--- start of Given records ---

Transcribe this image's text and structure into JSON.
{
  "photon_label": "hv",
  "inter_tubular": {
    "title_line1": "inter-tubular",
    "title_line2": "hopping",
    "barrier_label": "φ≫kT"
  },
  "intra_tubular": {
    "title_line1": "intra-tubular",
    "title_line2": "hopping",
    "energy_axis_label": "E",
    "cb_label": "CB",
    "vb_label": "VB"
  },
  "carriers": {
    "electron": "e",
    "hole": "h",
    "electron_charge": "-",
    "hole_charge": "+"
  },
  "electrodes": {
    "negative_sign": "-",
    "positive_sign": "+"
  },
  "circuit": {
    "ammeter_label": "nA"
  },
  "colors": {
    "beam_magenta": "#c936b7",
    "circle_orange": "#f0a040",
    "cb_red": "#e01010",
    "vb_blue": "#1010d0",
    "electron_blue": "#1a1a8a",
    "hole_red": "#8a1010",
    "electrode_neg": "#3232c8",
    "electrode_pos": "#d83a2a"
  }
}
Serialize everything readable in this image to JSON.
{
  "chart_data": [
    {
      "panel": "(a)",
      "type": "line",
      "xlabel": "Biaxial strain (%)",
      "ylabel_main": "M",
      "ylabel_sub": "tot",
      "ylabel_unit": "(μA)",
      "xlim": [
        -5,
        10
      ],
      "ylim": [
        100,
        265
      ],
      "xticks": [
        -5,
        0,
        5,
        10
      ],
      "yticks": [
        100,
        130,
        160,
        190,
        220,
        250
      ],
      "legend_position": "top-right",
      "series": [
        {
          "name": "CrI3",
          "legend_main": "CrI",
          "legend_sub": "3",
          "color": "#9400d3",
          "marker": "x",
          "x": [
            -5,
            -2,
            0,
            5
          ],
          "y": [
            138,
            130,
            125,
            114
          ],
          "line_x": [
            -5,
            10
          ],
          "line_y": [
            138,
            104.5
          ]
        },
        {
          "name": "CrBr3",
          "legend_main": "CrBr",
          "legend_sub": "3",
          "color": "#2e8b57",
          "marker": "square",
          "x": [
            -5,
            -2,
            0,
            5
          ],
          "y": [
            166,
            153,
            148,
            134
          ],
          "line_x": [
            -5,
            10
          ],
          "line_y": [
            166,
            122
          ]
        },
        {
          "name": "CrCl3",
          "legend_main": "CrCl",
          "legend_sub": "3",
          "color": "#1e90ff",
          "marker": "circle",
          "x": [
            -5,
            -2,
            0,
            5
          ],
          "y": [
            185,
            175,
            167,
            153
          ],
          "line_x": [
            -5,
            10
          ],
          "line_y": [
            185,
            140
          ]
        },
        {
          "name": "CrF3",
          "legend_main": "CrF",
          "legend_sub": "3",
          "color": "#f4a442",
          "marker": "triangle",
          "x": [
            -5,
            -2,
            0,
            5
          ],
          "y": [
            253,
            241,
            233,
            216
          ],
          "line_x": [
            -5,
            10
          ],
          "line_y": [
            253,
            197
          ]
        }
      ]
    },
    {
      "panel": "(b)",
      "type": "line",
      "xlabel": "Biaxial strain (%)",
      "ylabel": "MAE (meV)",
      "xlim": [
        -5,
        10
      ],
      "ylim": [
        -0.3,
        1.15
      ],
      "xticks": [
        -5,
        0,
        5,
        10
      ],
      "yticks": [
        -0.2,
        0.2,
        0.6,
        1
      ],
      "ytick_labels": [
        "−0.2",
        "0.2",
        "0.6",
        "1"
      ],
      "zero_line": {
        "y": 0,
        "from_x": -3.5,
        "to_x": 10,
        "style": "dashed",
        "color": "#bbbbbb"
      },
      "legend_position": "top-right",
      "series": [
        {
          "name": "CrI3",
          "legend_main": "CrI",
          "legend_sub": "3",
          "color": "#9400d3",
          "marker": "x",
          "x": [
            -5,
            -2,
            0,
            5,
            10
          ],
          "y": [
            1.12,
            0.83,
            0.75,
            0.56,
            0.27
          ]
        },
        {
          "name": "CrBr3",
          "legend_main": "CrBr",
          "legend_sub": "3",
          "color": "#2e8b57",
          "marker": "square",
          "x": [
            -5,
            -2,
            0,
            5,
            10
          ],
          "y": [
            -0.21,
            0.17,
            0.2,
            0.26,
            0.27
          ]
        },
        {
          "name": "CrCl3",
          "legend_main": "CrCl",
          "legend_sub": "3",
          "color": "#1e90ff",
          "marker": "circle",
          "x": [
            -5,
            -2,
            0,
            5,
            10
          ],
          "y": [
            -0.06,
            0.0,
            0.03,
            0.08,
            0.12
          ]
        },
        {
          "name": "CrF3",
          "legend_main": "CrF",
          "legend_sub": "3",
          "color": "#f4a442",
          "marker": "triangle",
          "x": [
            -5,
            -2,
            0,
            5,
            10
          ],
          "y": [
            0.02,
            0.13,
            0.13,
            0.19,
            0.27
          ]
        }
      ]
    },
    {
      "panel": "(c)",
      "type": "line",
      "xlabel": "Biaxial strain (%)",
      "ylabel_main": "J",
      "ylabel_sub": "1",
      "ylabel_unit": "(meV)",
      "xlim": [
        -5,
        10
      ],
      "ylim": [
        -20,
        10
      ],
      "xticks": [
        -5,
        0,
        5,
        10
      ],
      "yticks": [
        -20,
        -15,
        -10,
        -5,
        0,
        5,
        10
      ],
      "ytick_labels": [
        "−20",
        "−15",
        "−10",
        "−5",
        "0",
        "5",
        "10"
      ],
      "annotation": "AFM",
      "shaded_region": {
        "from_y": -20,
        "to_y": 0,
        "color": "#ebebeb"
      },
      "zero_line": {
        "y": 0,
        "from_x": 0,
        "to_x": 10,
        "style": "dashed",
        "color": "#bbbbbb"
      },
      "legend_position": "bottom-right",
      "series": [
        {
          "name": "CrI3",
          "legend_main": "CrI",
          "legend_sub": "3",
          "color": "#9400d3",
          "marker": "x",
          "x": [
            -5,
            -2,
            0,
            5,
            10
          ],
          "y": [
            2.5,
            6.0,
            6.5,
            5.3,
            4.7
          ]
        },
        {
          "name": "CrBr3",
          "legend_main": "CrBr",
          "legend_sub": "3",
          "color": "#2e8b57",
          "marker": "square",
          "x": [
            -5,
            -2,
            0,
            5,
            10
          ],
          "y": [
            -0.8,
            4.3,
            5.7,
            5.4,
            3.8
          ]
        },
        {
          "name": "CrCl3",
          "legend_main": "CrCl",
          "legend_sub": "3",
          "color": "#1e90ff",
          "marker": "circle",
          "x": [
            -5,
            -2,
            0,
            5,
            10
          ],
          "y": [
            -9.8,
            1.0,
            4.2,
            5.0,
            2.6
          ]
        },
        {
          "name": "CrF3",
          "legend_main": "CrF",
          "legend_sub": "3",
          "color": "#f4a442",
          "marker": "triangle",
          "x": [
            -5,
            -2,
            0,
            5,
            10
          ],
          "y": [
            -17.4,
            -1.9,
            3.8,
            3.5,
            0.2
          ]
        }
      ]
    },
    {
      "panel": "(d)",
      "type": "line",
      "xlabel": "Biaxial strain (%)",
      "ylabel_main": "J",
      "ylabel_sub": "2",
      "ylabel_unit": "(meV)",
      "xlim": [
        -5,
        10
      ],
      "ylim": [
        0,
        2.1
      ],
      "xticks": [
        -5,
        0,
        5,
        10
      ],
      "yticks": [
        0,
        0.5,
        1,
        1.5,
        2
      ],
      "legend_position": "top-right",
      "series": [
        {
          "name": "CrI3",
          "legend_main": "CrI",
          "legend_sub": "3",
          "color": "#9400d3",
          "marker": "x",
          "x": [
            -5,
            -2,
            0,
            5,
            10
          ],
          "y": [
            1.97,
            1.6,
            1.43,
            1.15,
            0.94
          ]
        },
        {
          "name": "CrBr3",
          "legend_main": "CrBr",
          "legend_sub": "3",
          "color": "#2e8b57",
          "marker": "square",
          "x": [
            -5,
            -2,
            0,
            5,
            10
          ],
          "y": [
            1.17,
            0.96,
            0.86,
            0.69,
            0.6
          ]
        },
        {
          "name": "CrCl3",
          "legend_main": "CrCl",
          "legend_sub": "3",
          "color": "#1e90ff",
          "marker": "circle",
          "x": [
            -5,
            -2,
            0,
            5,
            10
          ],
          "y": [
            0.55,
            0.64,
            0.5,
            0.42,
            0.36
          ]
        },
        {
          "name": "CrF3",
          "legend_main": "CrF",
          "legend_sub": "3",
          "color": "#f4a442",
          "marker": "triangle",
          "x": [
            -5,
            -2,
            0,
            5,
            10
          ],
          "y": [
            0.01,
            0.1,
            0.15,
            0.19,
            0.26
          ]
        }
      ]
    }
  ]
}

--- end of Given records ---

• [Task brief]: Considering only the records above, state the number of lines that include the word "image", with nothing added.

• [Problem solution]: 2